MATERIAL SHOWN:
_____
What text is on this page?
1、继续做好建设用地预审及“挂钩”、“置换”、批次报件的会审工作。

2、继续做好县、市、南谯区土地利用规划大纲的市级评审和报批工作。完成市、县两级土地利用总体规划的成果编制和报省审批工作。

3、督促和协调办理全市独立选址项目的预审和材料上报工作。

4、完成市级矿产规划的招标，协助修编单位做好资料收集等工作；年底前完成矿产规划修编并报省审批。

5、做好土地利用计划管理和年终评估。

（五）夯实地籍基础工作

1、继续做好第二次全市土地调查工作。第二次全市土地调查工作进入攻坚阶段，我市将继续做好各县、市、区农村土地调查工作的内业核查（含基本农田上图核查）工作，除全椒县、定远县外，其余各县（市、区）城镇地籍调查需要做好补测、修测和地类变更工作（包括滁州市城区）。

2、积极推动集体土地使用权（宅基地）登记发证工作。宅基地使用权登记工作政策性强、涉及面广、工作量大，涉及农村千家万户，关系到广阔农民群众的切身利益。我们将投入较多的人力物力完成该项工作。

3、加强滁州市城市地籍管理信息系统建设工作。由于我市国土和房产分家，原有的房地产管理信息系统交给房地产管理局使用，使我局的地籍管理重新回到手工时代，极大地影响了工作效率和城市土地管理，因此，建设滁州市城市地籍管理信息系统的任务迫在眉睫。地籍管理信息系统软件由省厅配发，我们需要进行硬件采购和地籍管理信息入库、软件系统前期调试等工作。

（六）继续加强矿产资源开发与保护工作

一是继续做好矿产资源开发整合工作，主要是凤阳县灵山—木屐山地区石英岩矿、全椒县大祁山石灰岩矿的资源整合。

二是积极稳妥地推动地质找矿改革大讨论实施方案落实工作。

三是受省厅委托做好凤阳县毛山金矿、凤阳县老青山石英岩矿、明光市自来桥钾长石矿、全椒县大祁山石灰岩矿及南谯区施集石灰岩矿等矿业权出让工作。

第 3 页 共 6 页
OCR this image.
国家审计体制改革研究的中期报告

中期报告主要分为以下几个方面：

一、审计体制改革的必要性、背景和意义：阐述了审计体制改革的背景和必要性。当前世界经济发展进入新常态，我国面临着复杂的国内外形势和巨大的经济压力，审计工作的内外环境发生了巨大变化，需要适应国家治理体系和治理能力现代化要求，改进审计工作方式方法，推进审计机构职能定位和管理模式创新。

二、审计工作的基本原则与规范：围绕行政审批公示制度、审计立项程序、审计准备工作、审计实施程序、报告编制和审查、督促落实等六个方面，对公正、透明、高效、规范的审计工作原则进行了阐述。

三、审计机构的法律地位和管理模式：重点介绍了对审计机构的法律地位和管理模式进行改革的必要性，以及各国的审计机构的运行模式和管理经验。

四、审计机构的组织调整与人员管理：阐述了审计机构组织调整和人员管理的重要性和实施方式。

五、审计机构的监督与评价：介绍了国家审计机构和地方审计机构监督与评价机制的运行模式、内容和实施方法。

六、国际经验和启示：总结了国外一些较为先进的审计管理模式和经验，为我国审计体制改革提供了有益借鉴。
_____
WHAT IS EXPECTED: Find the lines that include the string "this", then copy each of them.

EXERCISE SOLUTION:
What text is on this page?
OCR this image.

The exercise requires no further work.